* [TASK BRIEF]:
Extract the whole listing as it stands. Do not include the pictures.

═════ DATA LINES ═════

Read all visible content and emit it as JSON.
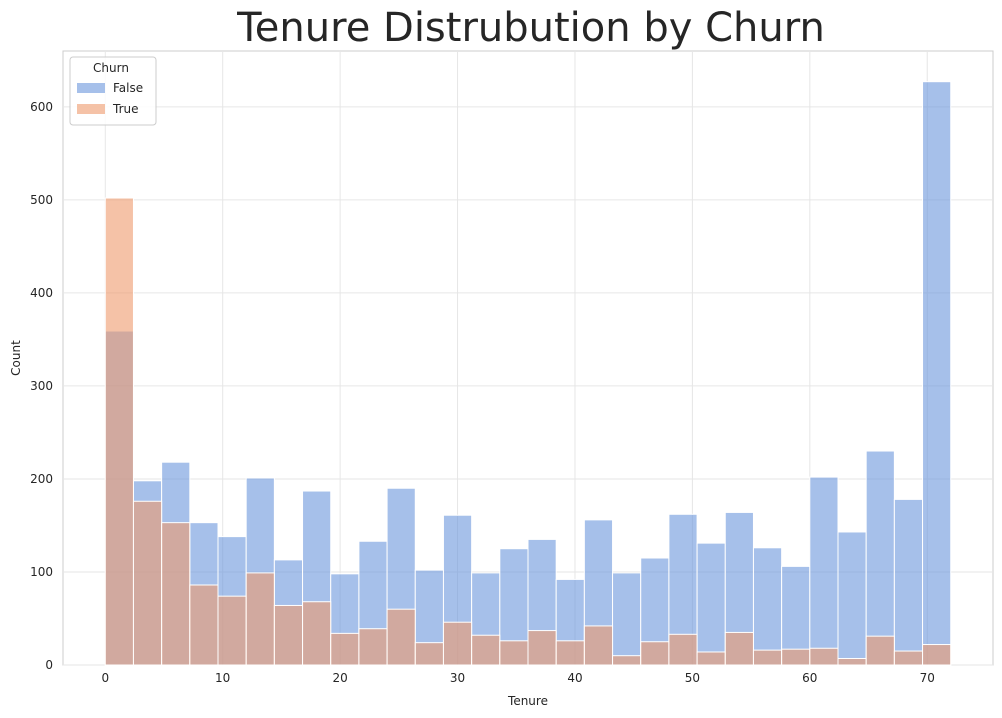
{
  "chart_data": {
    "type": "bar",
    "title": "Tenure Distrubution by Churn",
    "xlabel": "Tenure",
    "ylabel": "Count",
    "xlim": [
      -3.6,
      75.6
    ],
    "ylim": [
      0,
      660
    ],
    "xticks": [
      0,
      10,
      20,
      30,
      40,
      50,
      60,
      70
    ],
    "yticks": [
      0,
      100,
      200,
      300,
      400,
      500,
      600
    ],
    "bin_edges": [
      0,
      2.4,
      4.8,
      7.2,
      9.6,
      12,
      14.4,
      16.8,
      19.2,
      21.6,
      24,
      26.4,
      28.8,
      31.2,
      33.6,
      36,
      38.4,
      40.8,
      43.2,
      45.6,
      48,
      50.4,
      52.8,
      55.2,
      57.6,
      60,
      62.4,
      64.8,
      67.2,
      69.6,
      72
    ],
    "grid": true,
    "legend": {
      "title": "Churn",
      "position": "top-left"
    },
    "series": [
      {
        "name": "False",
        "color": "#6a96dc",
        "values": [
          359,
          198,
          218,
          153,
          138,
          201,
          113,
          187,
          98,
          133,
          190,
          102,
          161,
          99,
          125,
          135,
          92,
          156,
          99,
          115,
          162,
          131,
          164,
          126,
          106,
          202,
          143,
          230,
          178,
          627
        ]
      },
      {
        "name": "True",
        "color": "#ee9a6c",
        "values": [
          502,
          176,
          153,
          86,
          74,
          99,
          64,
          68,
          34,
          39,
          60,
          24,
          46,
          32,
          26,
          37,
          26,
          42,
          10,
          25,
          33,
          14,
          35,
          16,
          17,
          18,
          7,
          31,
          15,
          22
        ]
      }
    ]
  }
}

═════

* [FULL SOLUTION]:
Read all visible content and emit it as JSON.
{
  "chart_data": {
    "type": "bar",
    "title": "Tenure Distrubution by Churn",
    "xlabel": "Tenure",
    "ylabel": "Count",
    "xlim": [
      -3.6,
      75.6
    ],
    "ylim": [
      0,
      660
    ],
    "xticks": [
      0,
      10,
      20,
      30,
      40,
      50,
      60,
      70
    ],
    "yticks": [
      0,
      100,
      200,
      300,
      400,
      500,
      600
    ],
    "bin_edges": [
      0,
      2.4,
      4.8,
      7.2,
      9.6,
      12,
      14.4,
      16.8,
      19.2,
      21.6,
      24,
      26.4,
      28.8,
      31.2,
      33.6,
      36,
      38.4,
      40.8,
      43.2,
      45.6,
      48,
      50.4,
      52.8,
      55.2,
      57.6,
      60,
      62.4,
      64.8,
      67.2,
      69.6,
      72
    ],
    "grid": true,
    "legend": {
      "title": "Churn",
      "position": "top-left"
    },
    "series": [
      {
        "name": "False",
        "color": "#6a96dc",
        "values": [
          359,
          198,
          218,
          153,
          138,
          201,
          113,
          187,
          98,
          133,
          190,
          102,
          161,
          99,
          125,
          135,
          92,
          156,
          99,
          115,
          162,
          131,
          164,
          126,
          106,
          202,
          143,
          230,
          178,
          627
        ]
      },
      {
        "name": "True",
        "color": "#ee9a6c",
        "values": [
          502,
          176,
          153,
          86,
          74,
          99,
          64,
          68,
          34,
          39,
          60,
          24,
          46,
          32,
          26,
          37,
          26,
          42,
          10,
          25,
          33,
          14,
          35,
          16,
          17,
          18,
          7,
          31,
          15,
          22
        ]
      }
    ]
  }
}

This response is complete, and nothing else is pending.